What the exercise asks: Repeat every line of the listing below exactly, minus the pictures.

Extracts from a graphics dataset:
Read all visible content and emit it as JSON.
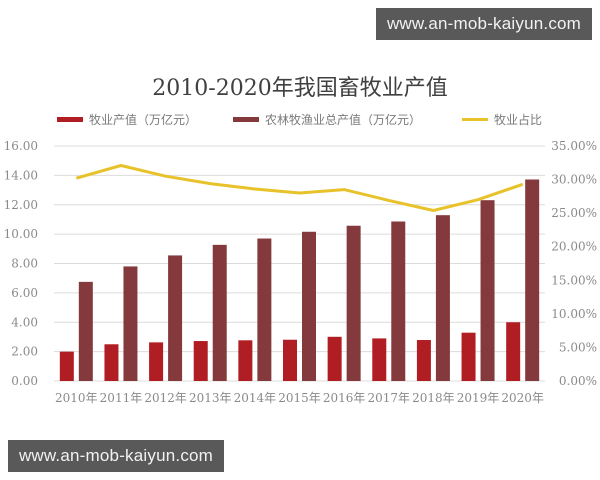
{
  "watermarks": {
    "top": "www.an-mob-kaiyun.com",
    "bottom": "www.an-mob-kaiyun.com"
  },
  "colors": {
    "livestock_bar": "#b01d22",
    "total_bar": "#843a3d",
    "share_line": "#e8c22a",
    "grid": "#dcdcdc",
    "axis_text": "#8a8a8a",
    "title": "#404040"
  },
  "chart_data": {
    "type": "bar",
    "title": "2010-2020年我国畜牧业产值",
    "xlabel": "",
    "ylabel": "",
    "categories": [
      "2010年",
      "2011年",
      "2012年",
      "2013年",
      "2014年",
      "2015年",
      "2016年",
      "2017年",
      "2018年",
      "2019年",
      "2020年"
    ],
    "series": [
      {
        "name": "牧业产值（万亿元）",
        "type": "bar",
        "axis": "left",
        "values": [
          2.0,
          2.5,
          2.63,
          2.72,
          2.77,
          2.81,
          3.01,
          2.9,
          2.79,
          3.29,
          4.0
        ]
      },
      {
        "name": "农林牧渔业总产值（万亿元）",
        "type": "bar",
        "axis": "left",
        "values": [
          6.75,
          7.8,
          8.55,
          9.27,
          9.7,
          10.16,
          10.57,
          10.86,
          11.29,
          12.31,
          13.72
        ]
      },
      {
        "name": "牧业占比",
        "type": "line",
        "axis": "right",
        "values": [
          30.2,
          32.1,
          30.5,
          29.4,
          28.6,
          28.0,
          28.5,
          26.9,
          25.4,
          27.0,
          29.3
        ]
      }
    ],
    "left_axis": {
      "ylim": [
        0,
        16
      ],
      "ticks": [
        "0.00",
        "2.00",
        "4.00",
        "6.00",
        "8.00",
        "10.00",
        "12.00",
        "14.00",
        "16.00"
      ]
    },
    "right_axis": {
      "ylim": [
        0,
        35
      ],
      "ticks": [
        "0.00%",
        "5.00%",
        "10.00%",
        "15.00%",
        "20.00%",
        "25.00%",
        "30.00%",
        "35.00%"
      ]
    },
    "grid": true,
    "legend_position": "top"
  }
}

Problem solution:
Read all visible content and emit it as JSON.
{
  "watermarks": {
    "top": "www.an-mob-kaiyun.com",
    "bottom": "www.an-mob-kaiyun.com"
  },
  "colors": {
    "livestock_bar": "#b01d22",
    "total_bar": "#843a3d",
    "share_line": "#e8c22a",
    "grid": "#dcdcdc",
    "axis_text": "#8a8a8a",
    "title": "#404040"
  },
  "chart_data": {
    "type": "bar",
    "title": "2010-2020年我国畜牧业产值",
    "xlabel": "",
    "ylabel": "",
    "categories": [
      "2010年",
      "2011年",
      "2012年",
      "2013年",
      "2014年",
      "2015年",
      "2016年",
      "2017年",
      "2018年",
      "2019年",
      "2020年"
    ],
    "series": [
      {
        "name": "牧业产值（万亿元）",
        "type": "bar",
        "axis": "left",
        "values": [
          2.0,
          2.5,
          2.63,
          2.72,
          2.77,
          2.81,
          3.01,
          2.9,
          2.79,
          3.29,
          4.0
        ]
      },
      {
        "name": "农林牧渔业总产值（万亿元）",
        "type": "bar",
        "axis": "left",
        "values": [
          6.75,
          7.8,
          8.55,
          9.27,
          9.7,
          10.16,
          10.57,
          10.86,
          11.29,
          12.31,
          13.72
        ]
      },
      {
        "name": "牧业占比",
        "type": "line",
        "axis": "right",
        "values": [
          30.2,
          32.1,
          30.5,
          29.4,
          28.6,
          28.0,
          28.5,
          26.9,
          25.4,
          27.0,
          29.3
        ]
      }
    ],
    "left_axis": {
      "ylim": [
        0,
        16
      ],
      "ticks": [
        "0.00",
        "2.00",
        "4.00",
        "6.00",
        "8.00",
        "10.00",
        "12.00",
        "14.00",
        "16.00"
      ]
    },
    "right_axis": {
      "ylim": [
        0,
        35
      ],
      "ticks": [
        "0.00%",
        "5.00%",
        "10.00%",
        "15.00%",
        "20.00%",
        "25.00%",
        "30.00%",
        "35.00%"
      ]
    },
    "grid": true,
    "legend_position": "top"
  }
}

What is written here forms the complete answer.